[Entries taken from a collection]
※
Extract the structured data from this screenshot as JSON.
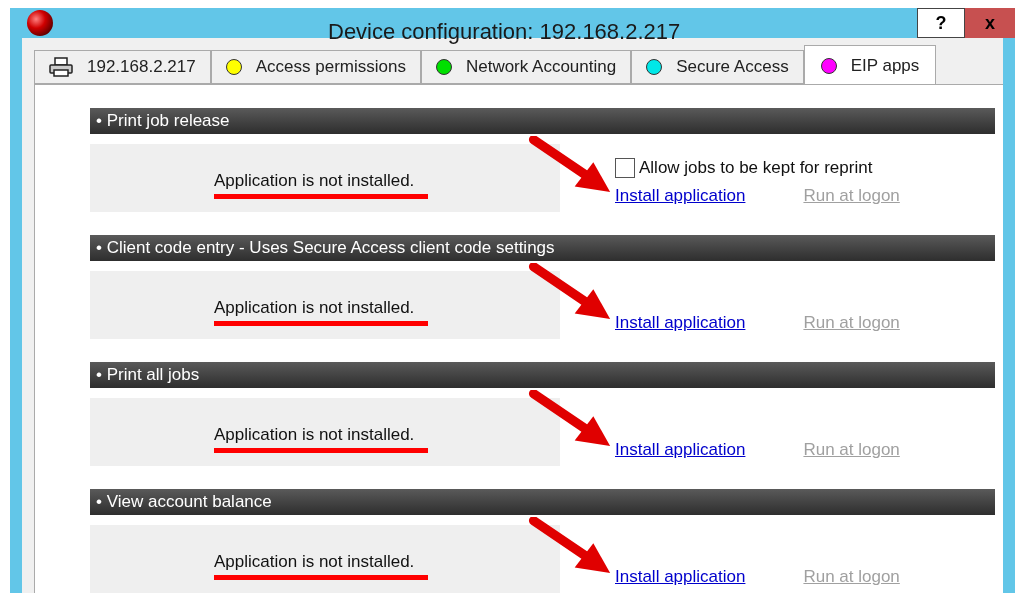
{
  "window": {
    "title": "Device configuration: 192.168.2.217",
    "buttons": [
      "?",
      "x"
    ]
  },
  "tabs": [
    {
      "label": "192.168.2.217",
      "kind": "printer",
      "selected": false
    },
    {
      "label": "Access permissions",
      "kind": "dot",
      "color": "#ffff00",
      "selected": false
    },
    {
      "label": "Network Accounting",
      "kind": "dot",
      "color": "#00e000",
      "selected": false
    },
    {
      "label": "Secure Access",
      "kind": "dot",
      "color": "#00e8e8",
      "selected": false
    },
    {
      "label": "EIP apps",
      "kind": "dot",
      "color": "#ff00ff",
      "selected": true
    }
  ],
  "sections": [
    {
      "title": "• Print job release",
      "status": "Application is not installed.",
      "option": {
        "label": "Allow jobs to be kept for reprint",
        "checked": false
      },
      "install_link": {
        "label": "Install application",
        "disabled": false
      },
      "logon_link": {
        "label": "Run at logon",
        "disabled": true
      }
    },
    {
      "title": "• Client code entry - Uses Secure Access client code settings",
      "status": "Application is not installed.",
      "install_link": {
        "label": "Install application",
        "disabled": false
      },
      "logon_link": {
        "label": "Run at logon",
        "disabled": true
      }
    },
    {
      "title": "• Print all jobs",
      "status": "Application is not installed.",
      "install_link": {
        "label": "Install application",
        "disabled": false
      },
      "logon_link": {
        "label": "Run at logon",
        "disabled": true
      }
    },
    {
      "title": "• View account balance",
      "status": "Application is not installed.",
      "install_link": {
        "label": "Install application",
        "disabled": false
      },
      "logon_link": {
        "label": "Run at logon",
        "disabled": true
      }
    }
  ]
}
※
[What you have to do]:
Copy out every line of the material above that mentions the word "color".

[Answer]:
      "color": "#ffff00",
      "color": "#00e000",
      "color": "#00e8e8",
      "color": "#ff00ff",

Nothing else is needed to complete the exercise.